[start Records]

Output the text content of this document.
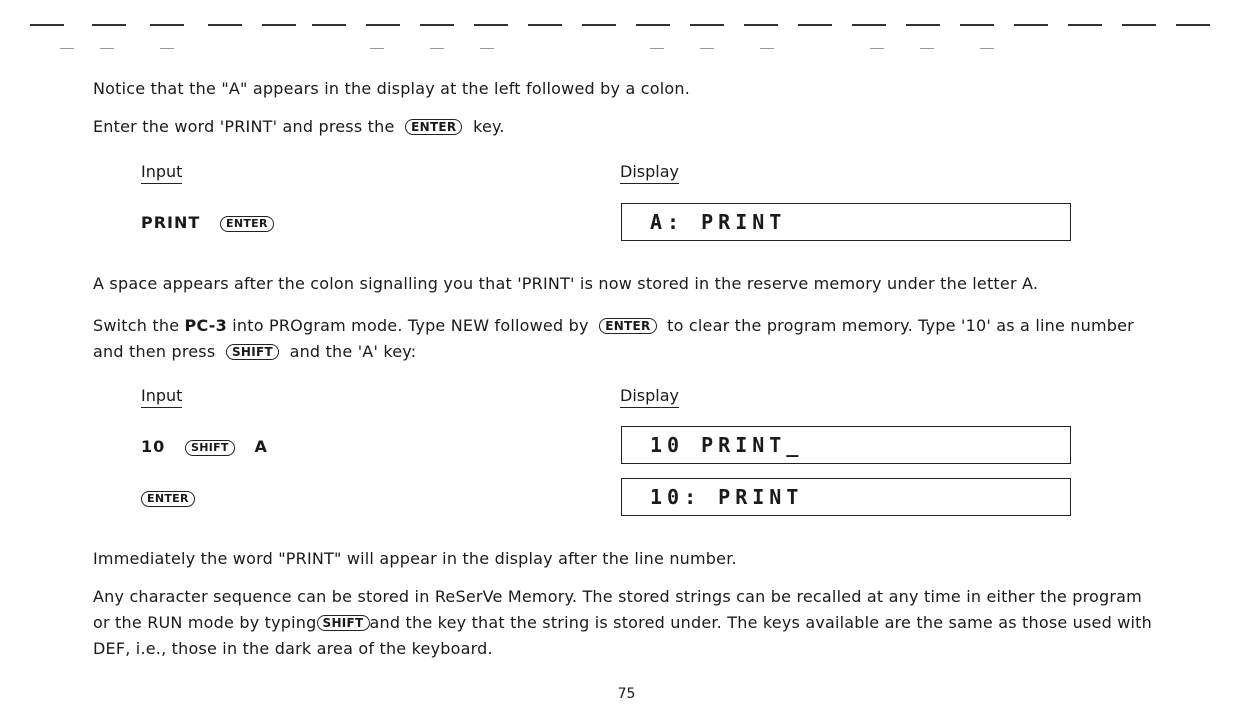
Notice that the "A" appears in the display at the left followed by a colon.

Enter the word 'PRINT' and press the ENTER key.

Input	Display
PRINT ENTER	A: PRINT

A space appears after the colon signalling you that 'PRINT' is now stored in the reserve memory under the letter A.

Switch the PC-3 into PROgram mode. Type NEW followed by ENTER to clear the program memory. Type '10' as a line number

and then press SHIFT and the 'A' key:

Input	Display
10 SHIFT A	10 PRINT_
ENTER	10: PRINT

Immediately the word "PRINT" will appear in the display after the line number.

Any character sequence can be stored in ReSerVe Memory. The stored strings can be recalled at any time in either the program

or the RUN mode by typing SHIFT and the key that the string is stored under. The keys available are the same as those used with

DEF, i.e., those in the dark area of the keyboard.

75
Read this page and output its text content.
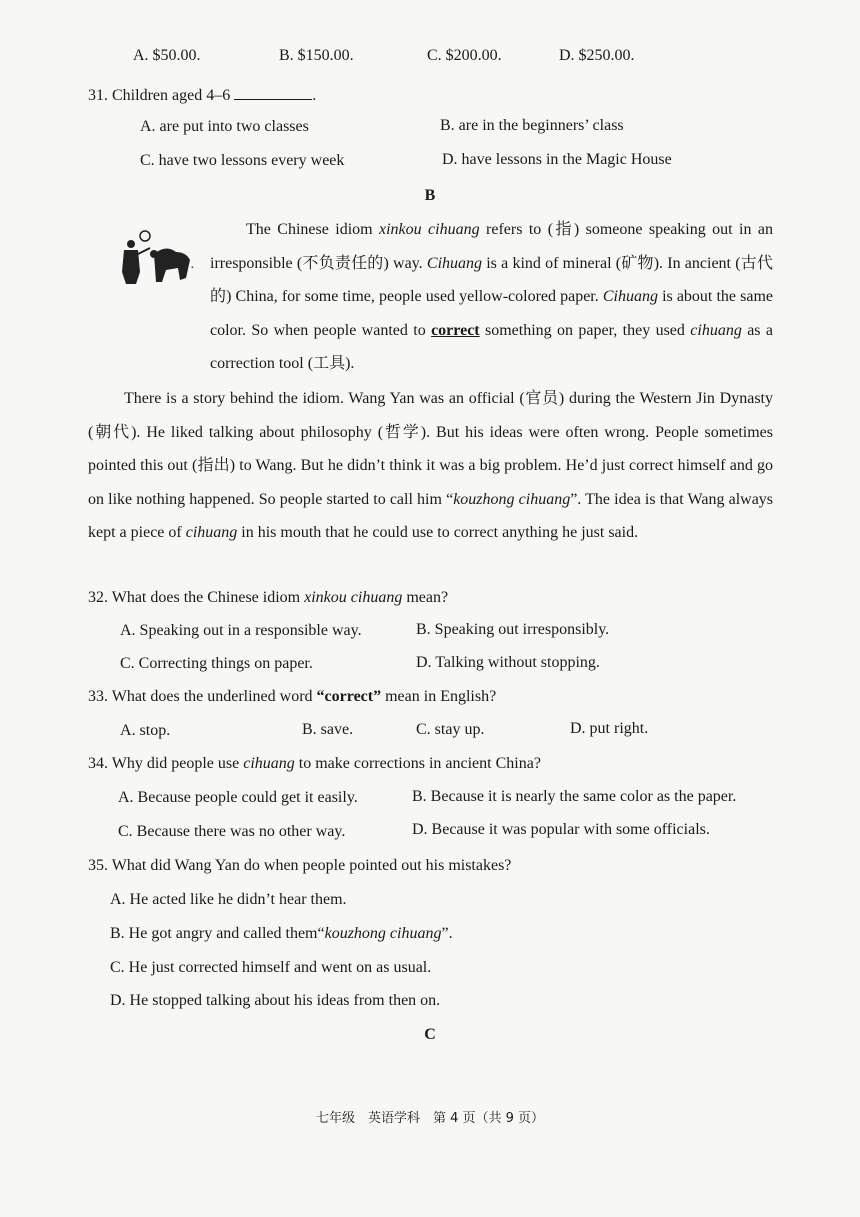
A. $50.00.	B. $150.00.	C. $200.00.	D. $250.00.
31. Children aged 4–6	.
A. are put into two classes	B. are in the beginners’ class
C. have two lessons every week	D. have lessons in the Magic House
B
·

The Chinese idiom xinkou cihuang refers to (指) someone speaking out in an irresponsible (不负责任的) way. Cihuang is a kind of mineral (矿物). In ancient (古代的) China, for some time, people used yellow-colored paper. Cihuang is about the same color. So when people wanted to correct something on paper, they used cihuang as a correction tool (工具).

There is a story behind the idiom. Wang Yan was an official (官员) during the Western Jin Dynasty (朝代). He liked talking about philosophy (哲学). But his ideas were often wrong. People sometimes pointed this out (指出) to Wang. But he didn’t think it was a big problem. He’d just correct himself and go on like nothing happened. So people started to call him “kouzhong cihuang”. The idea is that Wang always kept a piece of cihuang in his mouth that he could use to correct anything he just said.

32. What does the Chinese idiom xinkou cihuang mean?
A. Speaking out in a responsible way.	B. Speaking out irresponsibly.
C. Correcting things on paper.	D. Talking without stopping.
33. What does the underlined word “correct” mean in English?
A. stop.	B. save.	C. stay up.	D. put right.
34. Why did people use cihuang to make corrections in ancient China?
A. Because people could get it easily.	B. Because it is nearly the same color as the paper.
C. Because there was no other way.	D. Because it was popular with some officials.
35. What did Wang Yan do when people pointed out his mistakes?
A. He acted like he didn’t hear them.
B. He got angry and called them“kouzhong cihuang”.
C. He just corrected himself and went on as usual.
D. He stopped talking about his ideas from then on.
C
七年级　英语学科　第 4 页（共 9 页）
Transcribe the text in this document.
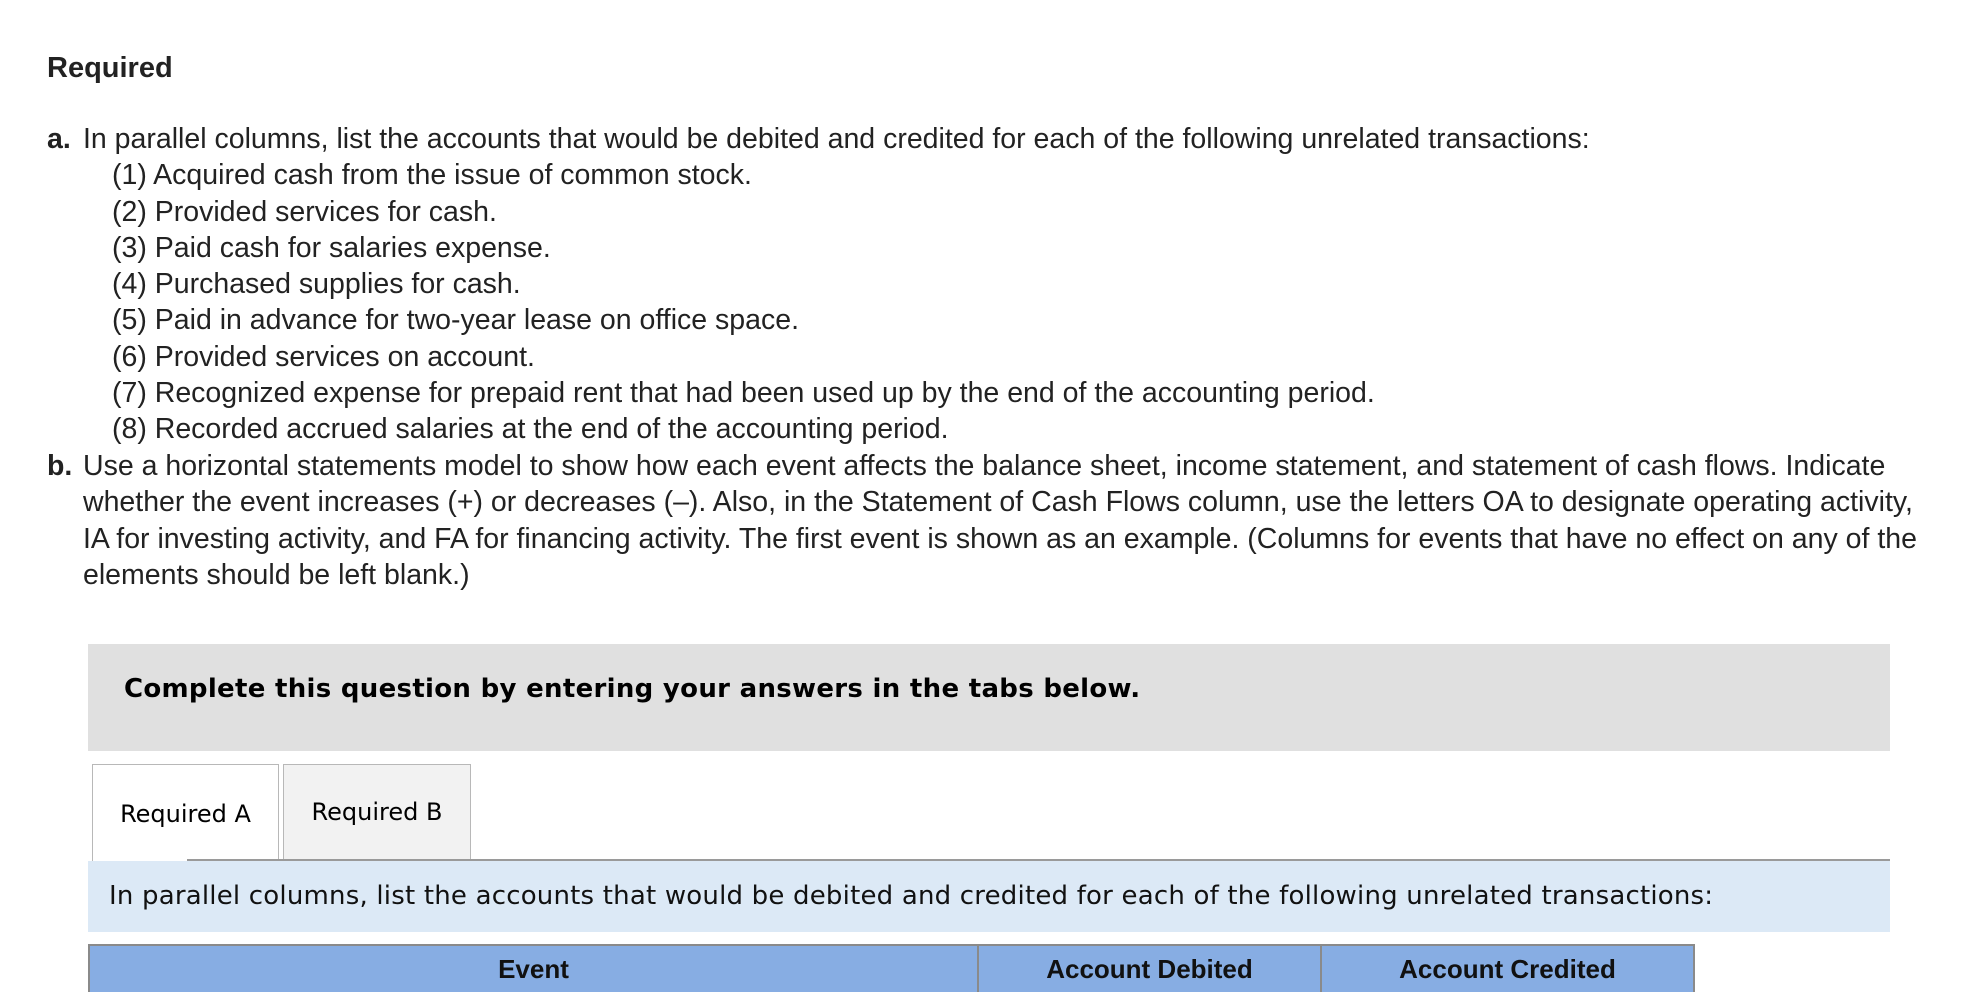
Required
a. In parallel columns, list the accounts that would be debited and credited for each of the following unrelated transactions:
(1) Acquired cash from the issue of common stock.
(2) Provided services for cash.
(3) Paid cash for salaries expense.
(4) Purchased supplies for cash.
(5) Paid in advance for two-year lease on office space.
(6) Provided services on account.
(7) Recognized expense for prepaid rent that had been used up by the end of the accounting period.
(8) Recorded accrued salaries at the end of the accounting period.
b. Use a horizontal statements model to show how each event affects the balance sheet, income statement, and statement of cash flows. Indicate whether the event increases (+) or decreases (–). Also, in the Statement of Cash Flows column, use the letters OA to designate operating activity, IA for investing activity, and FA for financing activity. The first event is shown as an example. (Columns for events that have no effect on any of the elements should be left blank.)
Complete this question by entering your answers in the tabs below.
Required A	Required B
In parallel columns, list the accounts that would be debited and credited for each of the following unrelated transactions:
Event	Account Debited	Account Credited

[end Records]

* _Set exercise_
Track down every line of the material containing the string "What", and copy it.

* _Final result_
32. What does the Chinese idiom xinkou cihuang mean?
33. What does the underlined word “correct” mean in English?
35. What did Wang Yan do when people pointed out his mistakes?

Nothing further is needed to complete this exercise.